====== SUPPLIED ENTRIES

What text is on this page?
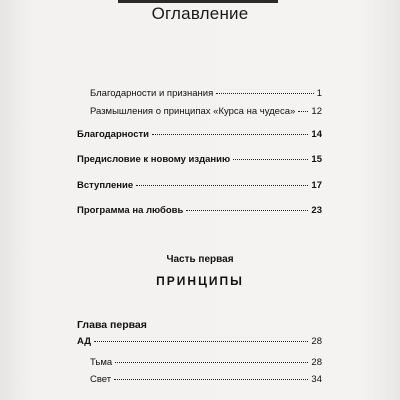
Оглавление
Благодарности и признания	1
Размышления о принципах «Курса на чудеса» 12
Благодарности	14
Предисловие к новому изданию	15
Вступление	17
Программа на любовь	23
Часть первая
ПРИНЦИПЫ
Глава первая
АД	28
Тьма	28
Свет	34
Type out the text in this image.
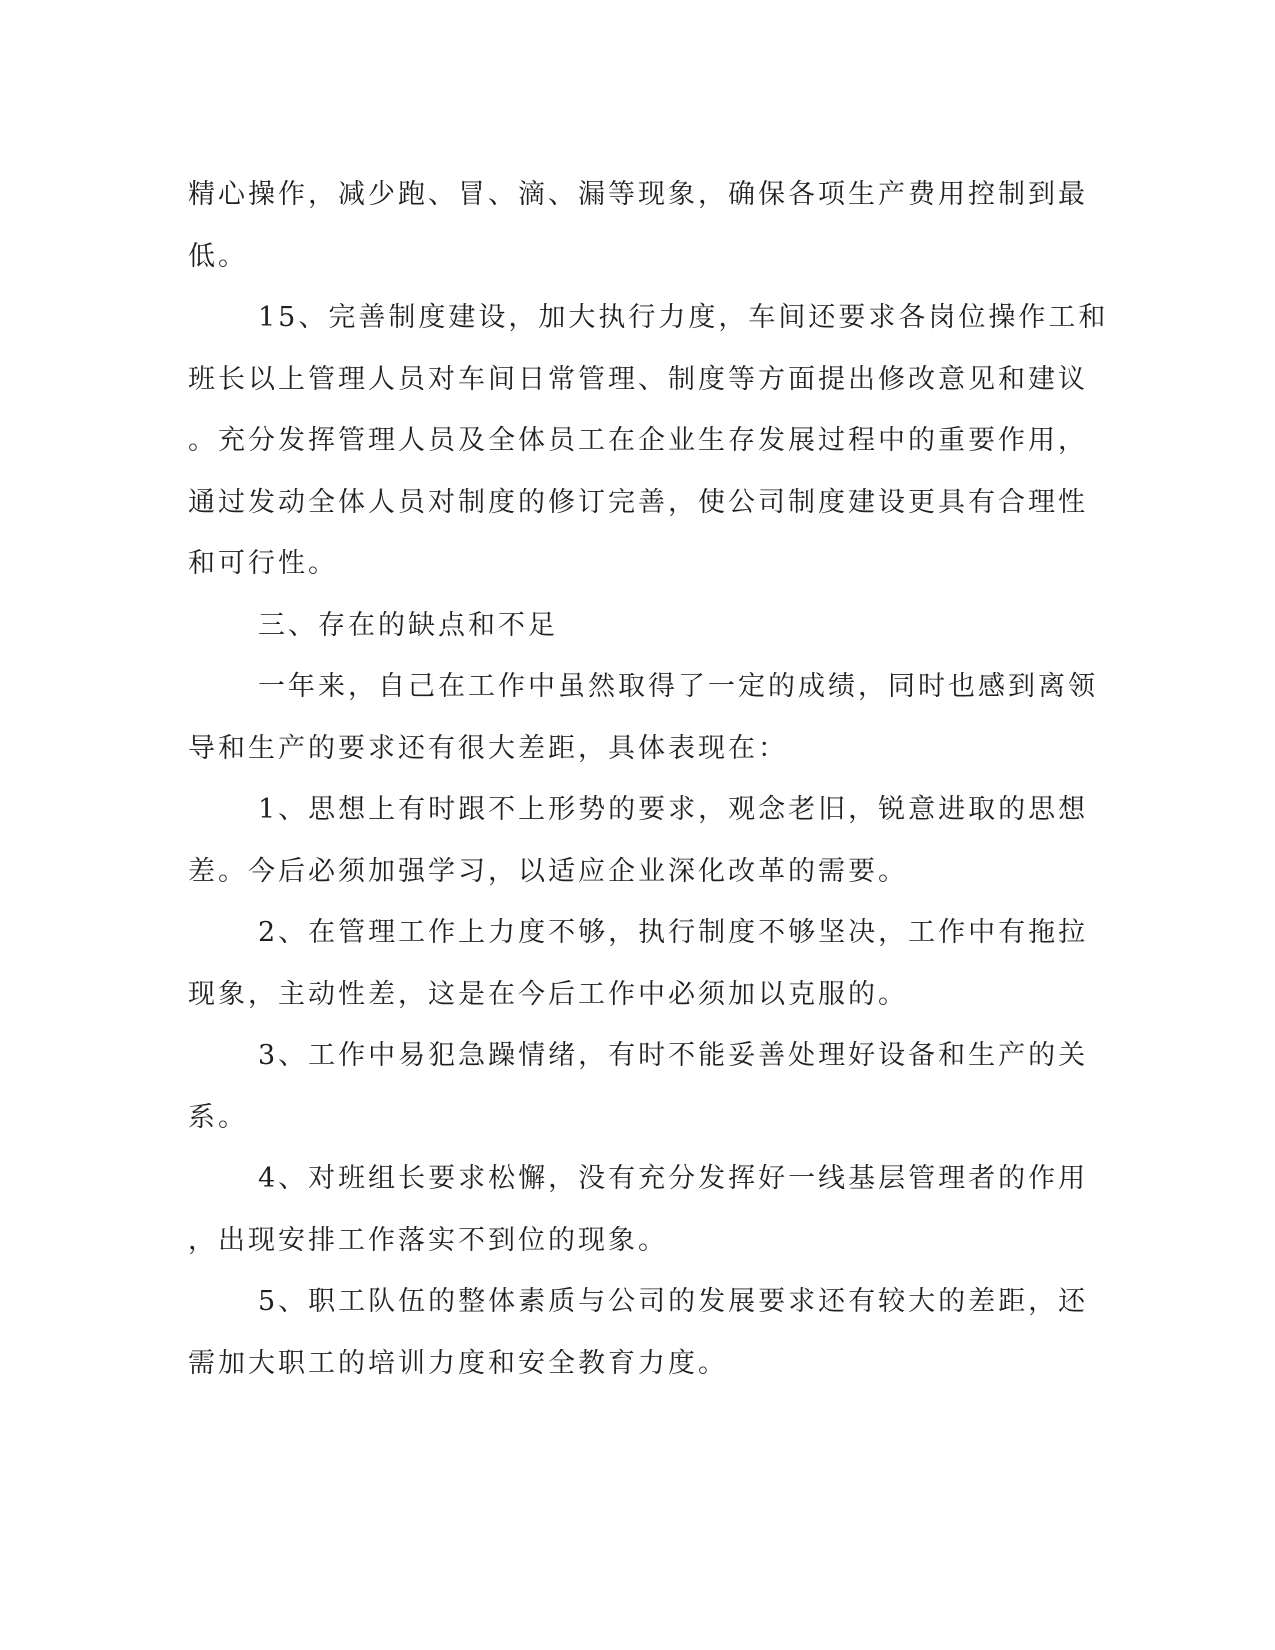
精心操作，减少跑、冒、滴、漏等现象，确保各项生产费用控制到最
低。

15、完善制度建设，加大执行力度，车间还要求各岗位操作工和
班长以上管理人员对车间日常管理、制度等方面提出修改意见和建议
。充分发挥管理人员及全体员工在企业生存发展过程中的重要作用，
通过发动全体人员对制度的修订完善，使公司制度建设更具有合理性
和可行性。

三、存在的缺点和不足

一年来，自己在工作中虽然取得了一定的成绩，同时也感到离领
导和生产的要求还有很大差距，具体表现在：

1、思想上有时跟不上形势的要求，观念老旧，锐意进取的思想
差。今后必须加强学习，以适应企业深化改革的需要。

2、在管理工作上力度不够，执行制度不够坚决，工作中有拖拉
现象，主动性差，这是在今后工作中必须加以克服的。

3、工作中易犯急躁情绪，有时不能妥善处理好设备和生产的关
系。

4、对班组长要求松懈，没有充分发挥好一线基层管理者的作用
，出现安排工作落实不到位的现象。

5、职工队伍的整体素质与公司的发展要求还有较大的差距，还
需加大职工的培训力度和安全教育力度。
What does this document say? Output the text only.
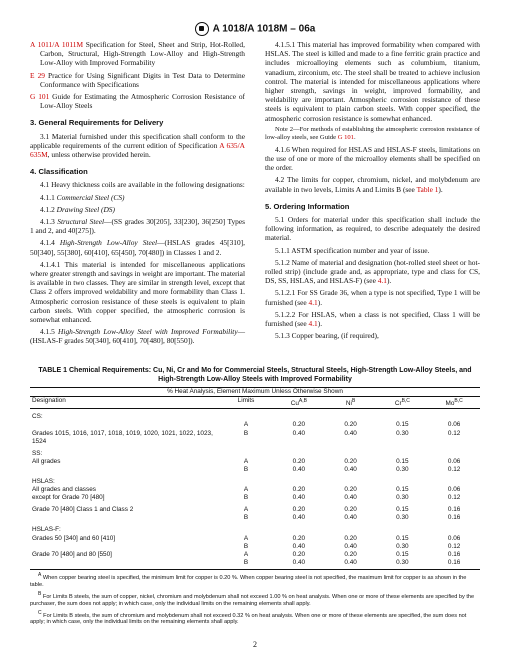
A 1018/A 1018M – 06a

A 1011/A 1011M Specification for Steel, Sheet and Strip, Hot-Rolled, Carbon, Structural, High-Strength Low-Alloy and High-Strength Low-Alloy with Improved Formability

E 29 Practice for Using Significant Digits in Test Data to Determine Conformance with Specifications

G 101 Guide for Estimating the Atmospheric Corrosion Resistance of Low-Alloy Steels

3. General Requirements for Delivery

3.1 Material furnished under this specification shall conform to the applicable requirements of the current edition of Specification A 635/A 635M, unless otherwise provided herein.

4. Classification

4.1 Heavy thickness coils are available in the following designations:

4.1.1 Commercial Steel (CS)

4.1.2 Drawing Steel (DS)

4.1.3 Structural Steel—(SS grades 30[205], 33[230], 36[250] Types 1 and 2, and 40[275]).

4.1.4 High-Strength Low-Alloy Steel—(HSLAS grades 45[310], 50[340], 55[380], 60[410], 65[450], 70[480]) in Classes 1 and 2.

4.1.4.1 This material is intended for miscellaneous applications where greater strength and savings in weight are important. The material is available in two classes. They are similar in strength level, except that Class 2 offers improved weldability and more formability than Class 1. Atmospheric corrosion resistance of these steels is equivalent to plain carbon steels. With copper specified, the atmospheric corrosion is somewhat enhanced.

4.1.5 High-Strength Low-Alloy Steel with Improved Formability—(HSLAS-F grades 50[340], 60[410], 70[480], 80[550]).

4.1.5.1 This material has improved formability when compared with HSLAS. The steel is killed and made to a fine ferritic grain practice and includes microalloying elements such as columbium, titanium, vanadium, zirconium, etc. The steel shall be treated to achieve inclusion control. The material is intended for miscellaneous applications where higher strength, savings in weight, improved formability, and weldability are important. Atmospheric corrosion resistance of these steels is equivalent to plain carbon steels. With copper specified, the atmospheric corrosion resistance is somewhat enhanced.

Note 2—For methods of establishing the atmospheric corrosion resistance of low-alloy steels, see Guide G 101.

4.1.6 When required for HSLAS and HSLAS-F steels, limitations on the use of one or more of the microalloy elements shall be specified on the order.

4.2 The limits for copper, chromium, nickel, and molybdenum are available in two levels, Limits A and Limits B (see Table 1).

5. Ordering Information

5.1 Orders for material under this specification shall include the following information, as required, to describe adequately the desired material.

5.1.1 ASTM specification number and year of issue.

5.1.2 Name of material and designation (hot-rolled steel sheet or hot-rolled strip) (include grade and, as appropriate, type and class for CS, DS, SS, HSLAS, and HSLAS-F) (see 4.1).

5.1.2.1 For SS Grade 36, when a type is not specified, Type 1 will be furnished (see 4.1).

5.1.2.2 For HSLAS, when a class is not specified, Class 1 will be furnished (see 4.1).

5.1.3 Copper bearing, (if required),

TABLE 1 Chemical Requirements: Cu, Ni, Cr and Mo for Commercial Steels, Structural Steels, High-Strength Low-Alloy Steels, and High-Strength Low-Alloy Steels with Improved Formability
% Heat Analysis, Element Maximum Unless Otherwise Shown					
Designation	Limits	$Cu^{A,B}$	$Ni^B$	$Cr^{B,C}$	$Mo^{B,C}$

CS:					
	A	0.20	0.20	0.15	0.06
Grades 1015, 1016, 1017, 1018, 1019, 1020, 1021, 1022, 1023, 1524	B	0.40	0.40	0.30	0.12

SS:					
All grades	A	0.20	0.20	0.15	0.06
	B	0.40	0.40	0.30	0.12

HSLAS:					
All grades and classes	A	0.20	0.20	0.15	0.06
except for Grade 70 [480]	B	0.40	0.40	0.30	0.12

Grade 70 [480] Class 1 and Class 2	A	0.20	0.20	0.15	0.16
	B	0.40	0.40	0.30	0.16

HSLAS-F:					
Grades 50 [340] and 60 [410]	A	0.20	0.20	0.15	0.06
	B	0.40	0.40	0.30	0.12
Grade 70 [480] and 80 [550]	A	0.20	0.20	0.15	0.16
	B	0.40	0.40	0.30	0.16

$^A$ When copper bearing steel is specified, the minimum limit for copper is 0.20 %. When copper bearing steel is not specified, the maximum limit for copper is as shown in the table.

$^B$ For Limits B steels, the sum of copper, nickel, chromium and molybdenum shall not exceed 1.00 % on heat analysis. When one or more of these elements are specified by the purchaser, the sum does not apply; in which case, only the individual limits on the remaining elements shall apply.

$^C$ For Limits B steels, the sum of chromium and molybdenum shall not exceed 0.32 % on heat analysis. When one or more of these elements are specified, the sum does not apply; in which case, only the individual limits on the remaining elements shall apply.

2
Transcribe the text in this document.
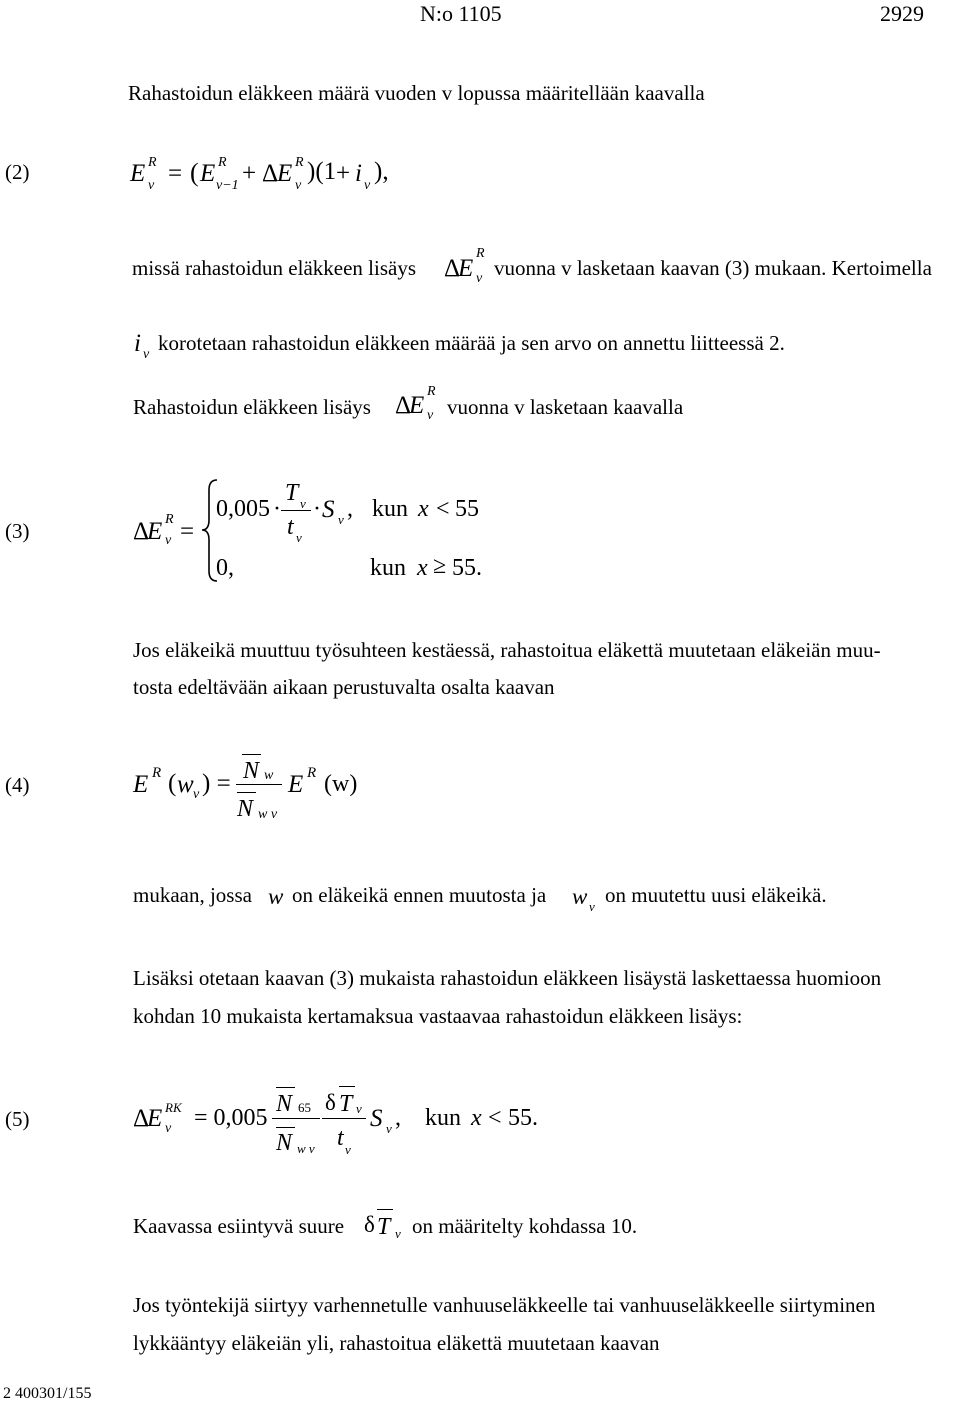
N:o 1105	2929
Rahastoidun eläkkeen määrä vuoden v lopussa määritellään kaavalla
(2)	E R
v = ( E R
v−1 + Δ
E R
v
)(1 + i v
),
missä rahastoidun eläkkeen lisäys Δ
E
R
v vuonna v lasketaan kaavan (3) mukaan. Kertoimella
i v korotetaan rahastoidun eläkkeen määrää ja sen arvo on annettu liitteessä 2.
Rahastoidun eläkkeen lisäys Δ
E
R
v vuonna v lasketaan kaavalla
(3)	Δ
E R
v =
0,005 ·
T v
t v
· S v , kun x < 55
0,	kun x ≥ 55.
Jos eläkeikä muuttuu työsuhteen kestäessä, rahastoitua eläkettä muutetaan eläkeiän muu-
tosta edeltävään aikaan perustuvalta osalta kaavan
(4)	E R ( w v ) = N w
N w v
E R (w)
mukaan, jossa w on eläkeikä ennen muutosta ja w v on muutettu uusi eläkeikä.
Lisäksi otetaan kaavan (3) mukaista rahastoidun eläkkeen lisäystä laskettaessa huomioon
kohdan 10 mukaista kertamaksua vastaavaa rahastoidun eläkkeen lisäys:
(5)	Δ
E RK
v = 0,005
N 65
N w v
δ T v
t v
S v , kun x < 55.
Kaavassa esiintyvä suure δ T v on määritelty kohdassa 10.
Jos työntekijä siirtyy varhennetulle vanhuuseläkkeelle tai vanhuuseläkkeelle siirtyminen
lykkääntyy eläkeiän yli, rahastoitua eläkettä muutetaan kaavan
2 400301/155
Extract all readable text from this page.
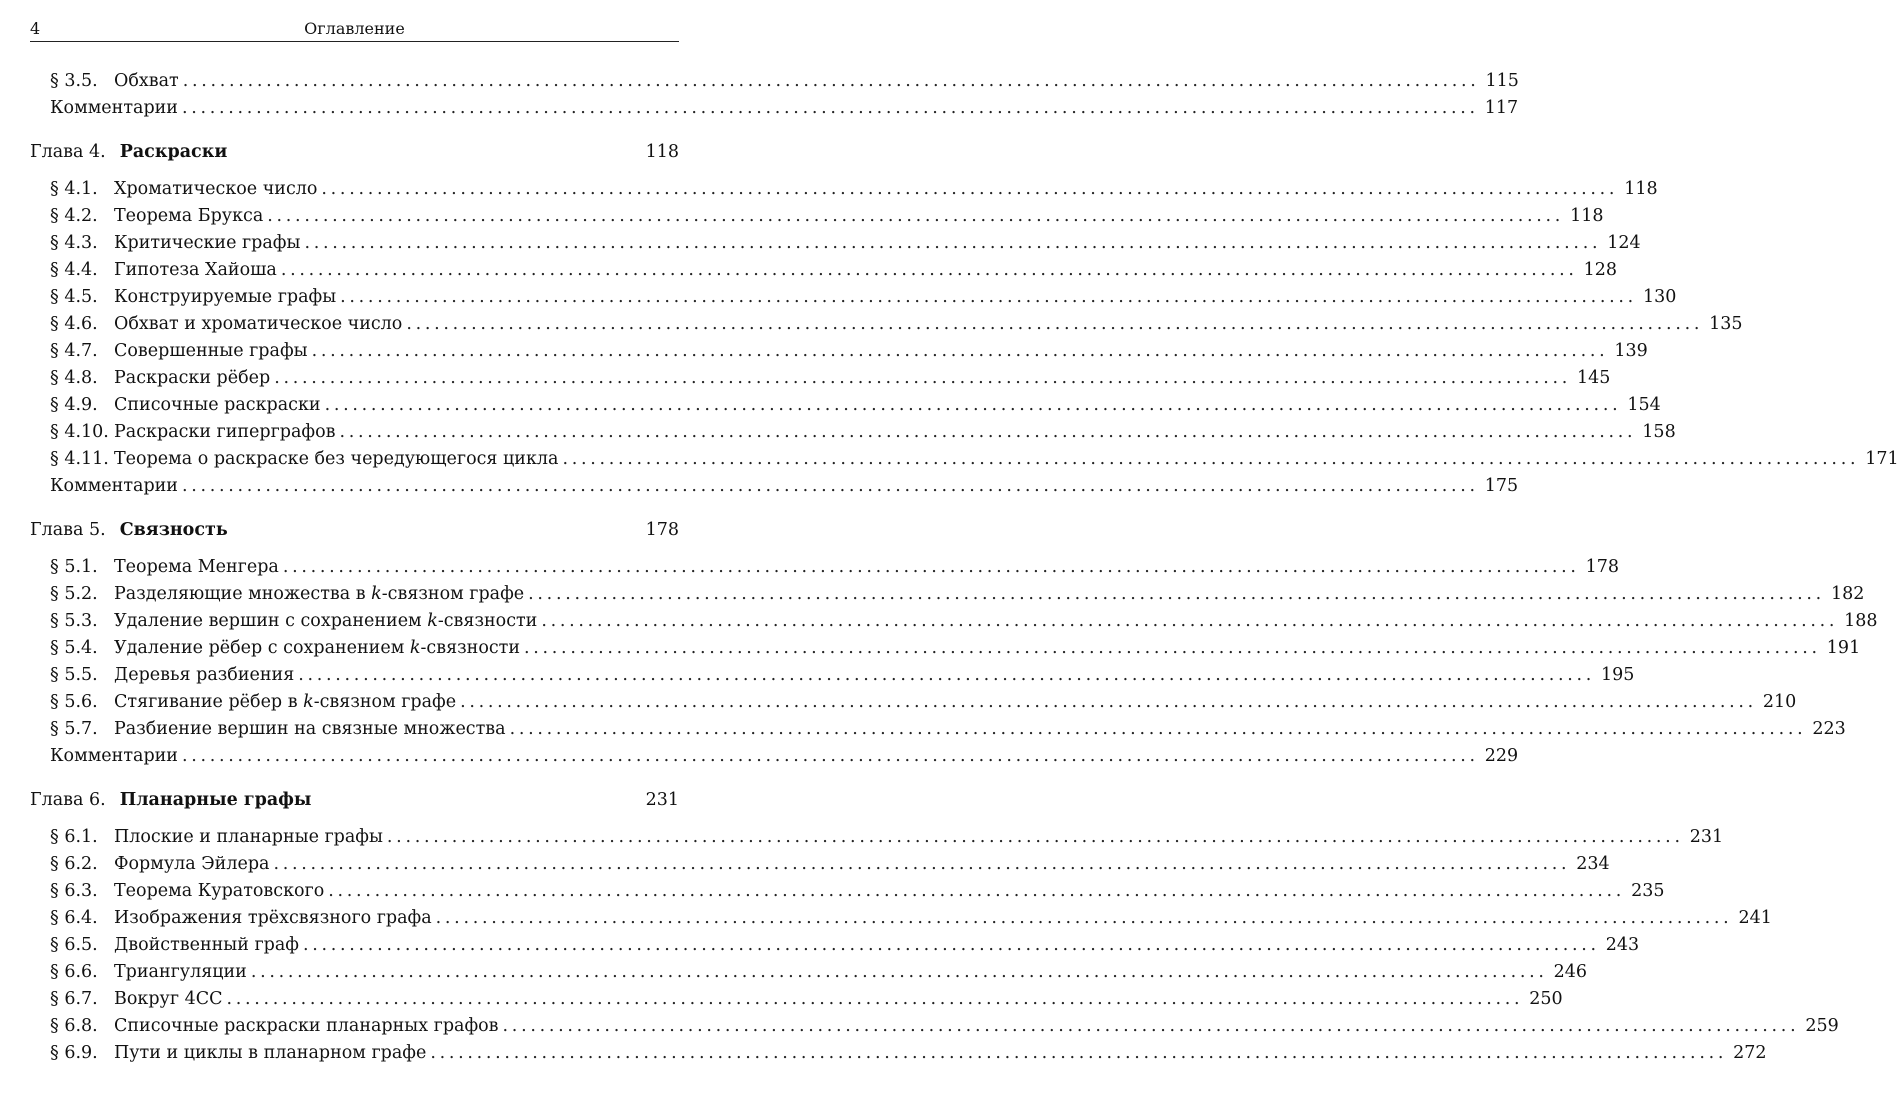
4	Оглавление
§ 3.5. Обхват ............................................................................................................................................ 115
Комментарии ............................................................................................................................................ 117
Глава 4. Раскраски	118
§ 4.1. Хроматическое число ............................................................................................................................................ 118
§ 4.2. Теорема Брукса ............................................................................................................................................ 118
§ 4.3. Критические графы ............................................................................................................................................ 124
§ 4.4. Гипотеза Хайоша ............................................................................................................................................ 128
§ 4.5. Конструируемые графы ............................................................................................................................................ 130
§ 4.6. Обхват и хроматическое число ............................................................................................................................................ 135
§ 4.7. Совершенные графы ............................................................................................................................................ 139
§ 4.8. Раскраски рёбер ............................................................................................................................................ 145
§ 4.9. Списочные раскраски ............................................................................................................................................ 154
§ 4.10. Раскраски гиперграфов ............................................................................................................................................ 158
§ 4.11. Теорема о раскраске без чередующегося цикла ............................................................................................................................................ 171
Комментарии ............................................................................................................................................ 175
Глава 5. Связность	178
§ 5.1. Теорема Менгера ............................................................................................................................................ 178
§ 5.2. Разделяющие множества в k-связном графе ............................................................................................................................................ 182
§ 5.3. Удаление вершин с сохранением k-связности ............................................................................................................................................ 188
§ 5.4. Удаление рёбер с сохранением k-связности ............................................................................................................................................ 191
§ 5.5. Деревья разбиения ............................................................................................................................................ 195
§ 5.6. Стягивание рёбер в k-связном графе ............................................................................................................................................ 210
§ 5.7. Разбиение вершин на связные множества ............................................................................................................................................ 223
Комментарии ............................................................................................................................................ 229
Глава 6. Планарные графы	231
§ 6.1. Плоские и планарные графы ............................................................................................................................................ 231
§ 6.2. Формула Эйлера ............................................................................................................................................ 234
§ 6.3. Теорема Куратовского ............................................................................................................................................ 235
§ 6.4. Изображения трёхсвязного графа ............................................................................................................................................ 241
§ 6.5. Двойственный граф ............................................................................................................................................ 243
§ 6.6. Триангуляции ............................................................................................................................................ 246
§ 6.7. Вокруг 4CC ............................................................................................................................................ 250
§ 6.8. Списочные раскраски планарных графов ............................................................................................................................................ 259
§ 6.9. Пути и циклы в планарном графе ............................................................................................................................................ 272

============

WHAT IS EXPECTED.
How many of the lines above contain the string "mukaista"? Give the number only.

COMPLETED EXERCISE.
2